▼

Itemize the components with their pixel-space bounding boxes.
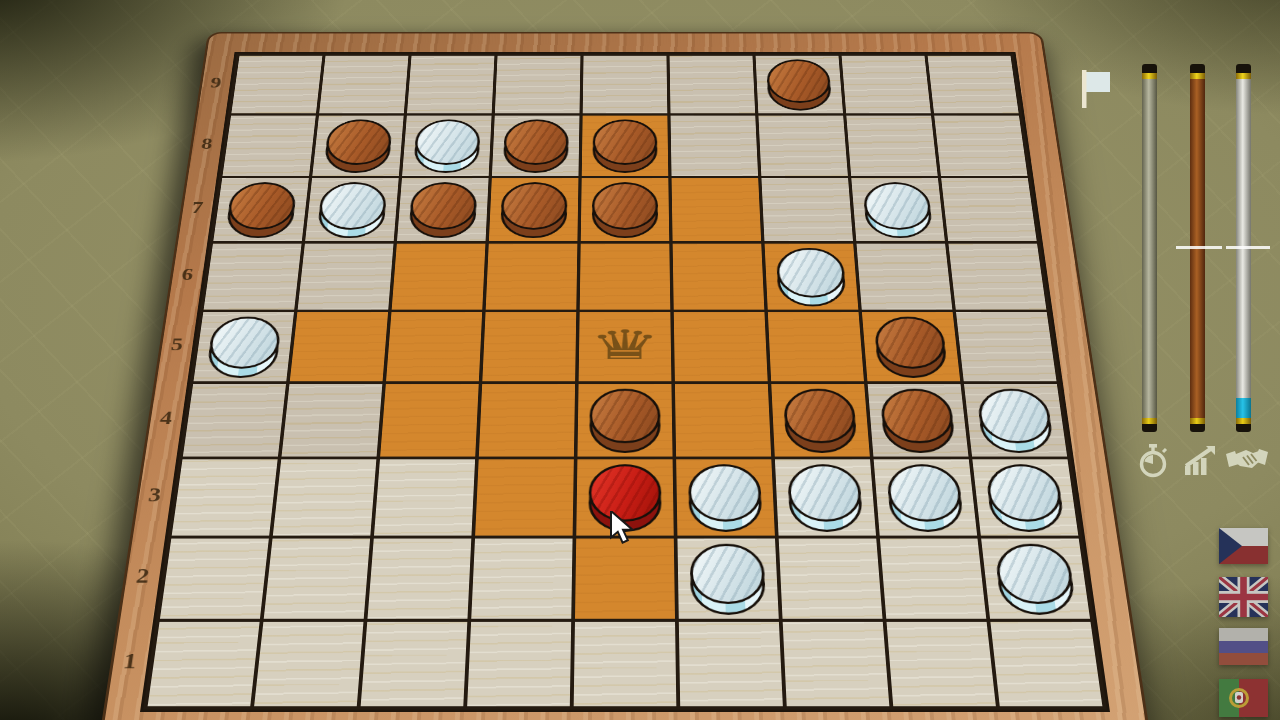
square-c9[interactable] bbox=[407, 56, 494, 114]
square-f2[interactable] bbox=[677, 539, 778, 619]
brown-piece-h5[interactable] bbox=[873, 317, 947, 369]
square-b8[interactable] bbox=[312, 116, 403, 176]
square-f6[interactable] bbox=[673, 244, 765, 310]
white-piece-f3[interactable] bbox=[688, 464, 762, 521]
square-h7[interactable] bbox=[851, 178, 945, 241]
square-b9[interactable] bbox=[319, 56, 408, 114]
square-h3[interactable] bbox=[874, 459, 978, 535]
row-label-2: 2 bbox=[126, 565, 160, 591]
square-a2[interactable] bbox=[160, 539, 269, 619]
square-e2[interactable] bbox=[575, 539, 675, 619]
square-i2[interactable] bbox=[981, 539, 1090, 619]
row-label-9: 9 bbox=[202, 74, 230, 92]
square-i6[interactable] bbox=[948, 244, 1046, 310]
square-g6[interactable] bbox=[765, 244, 859, 310]
row-label-8: 8 bbox=[192, 135, 221, 154]
square-a9[interactable] bbox=[231, 56, 322, 114]
square-e8[interactable] bbox=[582, 116, 669, 176]
square-i9[interactable] bbox=[928, 56, 1019, 114]
brown-piece-d8[interactable] bbox=[503, 119, 569, 164]
square-g4[interactable] bbox=[771, 384, 870, 457]
square-c3[interactable] bbox=[374, 459, 475, 535]
stats-chart-icon[interactable] bbox=[1182, 444, 1216, 482]
square-b6[interactable] bbox=[298, 244, 394, 310]
square-f7[interactable] bbox=[672, 178, 762, 241]
brown-piece-e7[interactable] bbox=[592, 182, 659, 229]
mouse-cursor-icon bbox=[609, 511, 635, 549]
row-label-6: 6 bbox=[172, 265, 202, 286]
square-c4[interactable] bbox=[380, 384, 479, 457]
square-e5[interactable]: ♛ bbox=[579, 312, 672, 381]
white-piece-c8[interactable] bbox=[414, 119, 481, 164]
square-f9[interactable] bbox=[670, 56, 756, 114]
square-b2[interactable] bbox=[264, 539, 370, 619]
square-b4[interactable] bbox=[282, 384, 383, 457]
square-d3[interactable] bbox=[475, 459, 574, 535]
brown-piece-b8[interactable] bbox=[324, 119, 393, 164]
square-a5[interactable] bbox=[194, 312, 294, 381]
square-f3[interactable] bbox=[676, 459, 775, 535]
row-label-5: 5 bbox=[161, 335, 192, 357]
row-label-4: 4 bbox=[150, 408, 182, 431]
square-a4[interactable] bbox=[183, 384, 286, 457]
square-c1[interactable] bbox=[361, 622, 468, 706]
square-f8[interactable] bbox=[671, 116, 759, 176]
square-i7[interactable] bbox=[941, 178, 1037, 241]
square-h1[interactable] bbox=[887, 622, 996, 706]
square-d7[interactable] bbox=[489, 178, 579, 241]
square-b7[interactable] bbox=[305, 178, 399, 241]
square-a7[interactable] bbox=[213, 178, 309, 241]
meter-tick-right bbox=[1226, 246, 1270, 249]
flag-british[interactable] bbox=[1219, 577, 1268, 617]
square-e6[interactable] bbox=[580, 244, 671, 310]
white-piece-f2[interactable] bbox=[690, 544, 766, 604]
square-d1[interactable] bbox=[467, 622, 571, 706]
brown-piece-g4[interactable] bbox=[783, 389, 857, 444]
square-a8[interactable] bbox=[223, 116, 316, 176]
square-c7[interactable] bbox=[397, 178, 489, 241]
square-i8[interactable] bbox=[934, 116, 1027, 176]
square-b1[interactable] bbox=[254, 622, 363, 706]
game-board: ♛ 987654321 bbox=[98, 32, 1151, 720]
stopwatch-icon[interactable] bbox=[1136, 444, 1170, 484]
brown-piece-d7[interactable] bbox=[500, 182, 567, 229]
square-d2[interactable] bbox=[471, 539, 572, 619]
white-piece-i4[interactable] bbox=[976, 389, 1054, 444]
handshake-icon[interactable] bbox=[1226, 446, 1268, 482]
square-g5[interactable] bbox=[768, 312, 864, 381]
square-f1[interactable] bbox=[679, 622, 783, 706]
square-d4[interactable] bbox=[479, 384, 575, 457]
square-e9[interactable] bbox=[583, 56, 668, 114]
flag-czech[interactable] bbox=[1219, 528, 1268, 564]
square-h5[interactable] bbox=[862, 312, 960, 381]
brown-piece-e8[interactable] bbox=[592, 119, 657, 164]
board-grid: ♛ bbox=[140, 52, 1110, 712]
meter-left bbox=[1142, 64, 1157, 432]
throne-crown-icon: ♛ bbox=[589, 325, 662, 365]
square-i1[interactable] bbox=[990, 622, 1102, 706]
square-a3[interactable] bbox=[172, 459, 278, 535]
square-h2[interactable] bbox=[880, 539, 986, 619]
square-c2[interactable] bbox=[367, 539, 471, 619]
square-d5[interactable] bbox=[482, 312, 576, 381]
square-g1[interactable] bbox=[783, 622, 890, 706]
white-piece-b7[interactable] bbox=[317, 182, 387, 229]
white-piece-h3[interactable] bbox=[886, 464, 964, 521]
row-label-7: 7 bbox=[182, 199, 211, 219]
row-label-3: 3 bbox=[138, 484, 171, 508]
white-piece-g6[interactable] bbox=[776, 248, 847, 298]
surrender-flag-icon[interactable] bbox=[1080, 68, 1114, 114]
square-e7[interactable] bbox=[581, 178, 670, 241]
square-d9[interactable] bbox=[495, 56, 581, 114]
square-e1[interactable] bbox=[574, 622, 677, 706]
square-g7[interactable] bbox=[761, 178, 853, 241]
brown-piece-e4[interactable] bbox=[589, 389, 660, 444]
row-label-1: 1 bbox=[112, 649, 147, 676]
square-d8[interactable] bbox=[492, 116, 580, 176]
white-piece-i3[interactable] bbox=[985, 464, 1065, 521]
square-c5[interactable] bbox=[386, 312, 482, 381]
square-g9[interactable] bbox=[756, 56, 843, 114]
white-piece-h7[interactable] bbox=[862, 182, 932, 229]
brown-piece-g9[interactable] bbox=[766, 59, 832, 102]
square-f4[interactable] bbox=[675, 384, 771, 457]
meter-tick-left bbox=[1176, 246, 1222, 249]
white-piece-a5[interactable] bbox=[207, 317, 283, 369]
square-c8[interactable] bbox=[402, 116, 491, 176]
square-b3[interactable] bbox=[273, 459, 377, 535]
white-piece-i2[interactable] bbox=[994, 544, 1076, 604]
flag-russian[interactable] bbox=[1219, 628, 1268, 665]
flag-portuguese[interactable] bbox=[1219, 679, 1268, 717]
white-piece-g3[interactable] bbox=[787, 464, 863, 521]
square-h6[interactable] bbox=[857, 244, 953, 310]
square-g8[interactable] bbox=[758, 116, 847, 176]
brown-piece-c7[interactable] bbox=[409, 182, 478, 229]
square-g3[interactable] bbox=[775, 459, 876, 535]
square-c6[interactable] bbox=[392, 244, 486, 310]
square-b5[interactable] bbox=[290, 312, 388, 381]
square-i5[interactable] bbox=[956, 312, 1056, 381]
square-a6[interactable] bbox=[204, 244, 302, 310]
brown-piece-h4[interactable] bbox=[879, 389, 955, 444]
brown-piece-a7[interactable] bbox=[226, 182, 298, 229]
square-h8[interactable] bbox=[846, 116, 937, 176]
square-h4[interactable] bbox=[868, 384, 969, 457]
square-g2[interactable] bbox=[779, 539, 883, 619]
square-i3[interactable] bbox=[972, 459, 1078, 535]
square-i4[interactable] bbox=[964, 384, 1067, 457]
square-f5[interactable] bbox=[674, 312, 768, 381]
square-a1[interactable] bbox=[148, 622, 260, 706]
square-h9[interactable] bbox=[842, 56, 931, 114]
square-e4[interactable] bbox=[577, 384, 672, 457]
square-d6[interactable] bbox=[486, 244, 578, 310]
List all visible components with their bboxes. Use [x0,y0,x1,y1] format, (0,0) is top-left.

▲

▶ Task: Which lines of the records contain the string "left", matching case exactly? Return each of those lines in full.

▶ Worked answer:
meter-left bbox=[1142, 64, 1157, 432]
meter-tick-left bbox=[1176, 246, 1222, 249]
List all visible components with their bboxes. Use [x0,y0,x1,y1] format, (0,0) is top-left.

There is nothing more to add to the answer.